■ GOAL OF THE EXERCISE ■
Copy each line of the records that contains the word "사제들을".

◆ ◆ ◆ ◆ ◆

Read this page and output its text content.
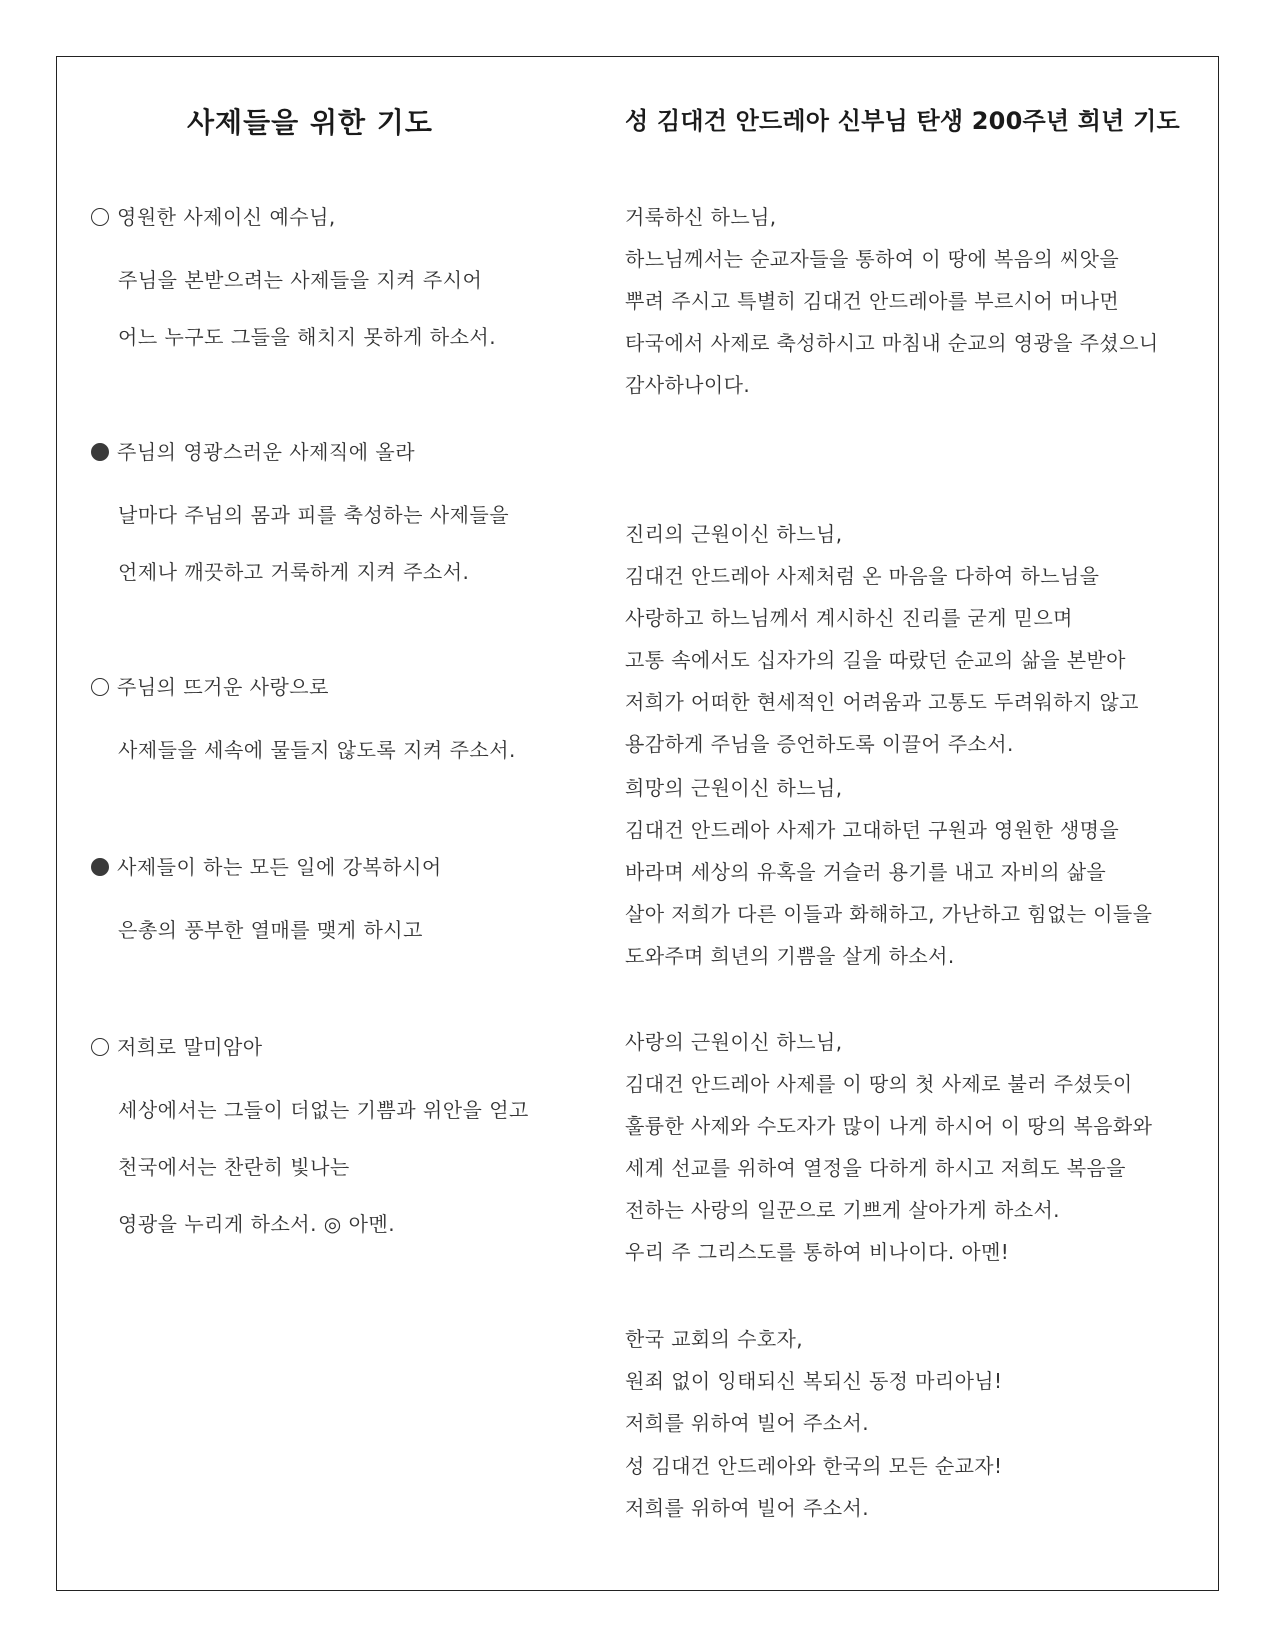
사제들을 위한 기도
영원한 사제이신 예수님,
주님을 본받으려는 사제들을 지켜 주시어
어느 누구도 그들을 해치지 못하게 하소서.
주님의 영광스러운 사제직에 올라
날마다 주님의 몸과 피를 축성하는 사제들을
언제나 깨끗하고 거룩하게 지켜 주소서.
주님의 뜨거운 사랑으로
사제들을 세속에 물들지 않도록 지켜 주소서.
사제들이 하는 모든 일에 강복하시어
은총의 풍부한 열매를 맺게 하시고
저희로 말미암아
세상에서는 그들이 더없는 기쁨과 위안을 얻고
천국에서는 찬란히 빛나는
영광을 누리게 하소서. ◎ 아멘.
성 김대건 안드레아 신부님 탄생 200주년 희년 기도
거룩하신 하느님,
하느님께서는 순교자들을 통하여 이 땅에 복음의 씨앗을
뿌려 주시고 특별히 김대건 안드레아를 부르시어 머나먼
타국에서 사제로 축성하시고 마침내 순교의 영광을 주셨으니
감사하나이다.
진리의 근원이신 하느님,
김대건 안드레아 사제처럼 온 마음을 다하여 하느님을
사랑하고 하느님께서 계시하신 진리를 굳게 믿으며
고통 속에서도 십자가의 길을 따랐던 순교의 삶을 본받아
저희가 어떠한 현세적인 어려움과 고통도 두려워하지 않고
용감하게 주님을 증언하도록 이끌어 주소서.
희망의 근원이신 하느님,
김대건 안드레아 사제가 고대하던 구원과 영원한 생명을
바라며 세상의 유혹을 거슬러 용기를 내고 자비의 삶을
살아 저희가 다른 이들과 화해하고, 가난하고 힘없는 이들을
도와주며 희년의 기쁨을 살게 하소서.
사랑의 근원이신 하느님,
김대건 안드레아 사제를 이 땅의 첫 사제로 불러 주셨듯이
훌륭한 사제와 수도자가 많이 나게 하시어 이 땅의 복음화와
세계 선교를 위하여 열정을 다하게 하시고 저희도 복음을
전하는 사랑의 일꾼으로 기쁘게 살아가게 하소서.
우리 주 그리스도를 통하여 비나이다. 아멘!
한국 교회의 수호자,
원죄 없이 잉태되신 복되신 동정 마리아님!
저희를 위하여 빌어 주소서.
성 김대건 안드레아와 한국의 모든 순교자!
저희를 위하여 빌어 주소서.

◆ ◆ ◆ ◆ ◆

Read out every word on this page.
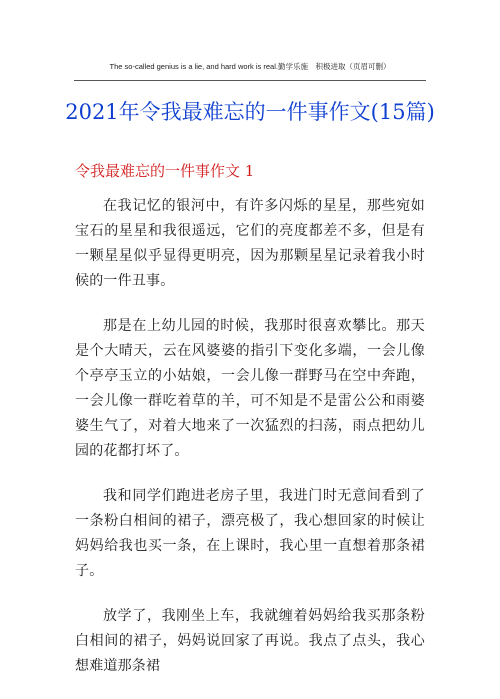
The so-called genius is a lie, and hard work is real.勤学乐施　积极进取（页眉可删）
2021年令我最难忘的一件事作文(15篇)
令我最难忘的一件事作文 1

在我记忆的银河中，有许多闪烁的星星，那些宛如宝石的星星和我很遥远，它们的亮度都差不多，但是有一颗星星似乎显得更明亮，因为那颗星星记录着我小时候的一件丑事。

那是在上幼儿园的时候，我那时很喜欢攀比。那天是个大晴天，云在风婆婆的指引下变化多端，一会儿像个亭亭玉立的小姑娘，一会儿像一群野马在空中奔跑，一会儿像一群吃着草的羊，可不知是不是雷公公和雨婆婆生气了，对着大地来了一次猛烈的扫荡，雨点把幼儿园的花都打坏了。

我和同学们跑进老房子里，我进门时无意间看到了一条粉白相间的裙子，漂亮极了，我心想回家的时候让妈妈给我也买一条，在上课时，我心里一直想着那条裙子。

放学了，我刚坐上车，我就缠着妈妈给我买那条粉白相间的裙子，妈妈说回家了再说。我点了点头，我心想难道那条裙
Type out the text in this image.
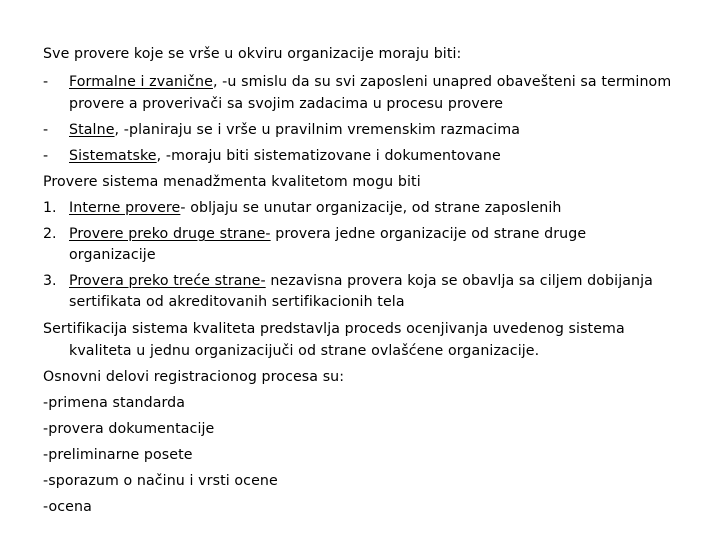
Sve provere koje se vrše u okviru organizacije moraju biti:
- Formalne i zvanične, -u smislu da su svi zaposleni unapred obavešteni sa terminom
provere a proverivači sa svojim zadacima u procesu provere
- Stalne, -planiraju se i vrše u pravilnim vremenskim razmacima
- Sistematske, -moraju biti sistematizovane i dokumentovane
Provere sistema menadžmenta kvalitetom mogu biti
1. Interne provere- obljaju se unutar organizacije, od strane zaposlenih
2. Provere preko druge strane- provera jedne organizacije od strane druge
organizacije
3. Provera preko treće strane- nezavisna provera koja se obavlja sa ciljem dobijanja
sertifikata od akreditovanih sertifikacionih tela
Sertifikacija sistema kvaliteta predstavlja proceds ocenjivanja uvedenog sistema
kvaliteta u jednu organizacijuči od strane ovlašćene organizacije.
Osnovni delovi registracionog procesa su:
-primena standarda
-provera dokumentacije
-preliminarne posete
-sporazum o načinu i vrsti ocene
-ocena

◆ ◆ ◆ ◆ ◆

■ SOLUTION TO THIS PROBLEM ■
사제들을 위한 기도
주님을 본받으려는 사제들을 지켜 주시어
날마다 주님의 몸과 피를 축성하는 사제들을
사제들을 세속에 물들지 않도록 지켜 주소서.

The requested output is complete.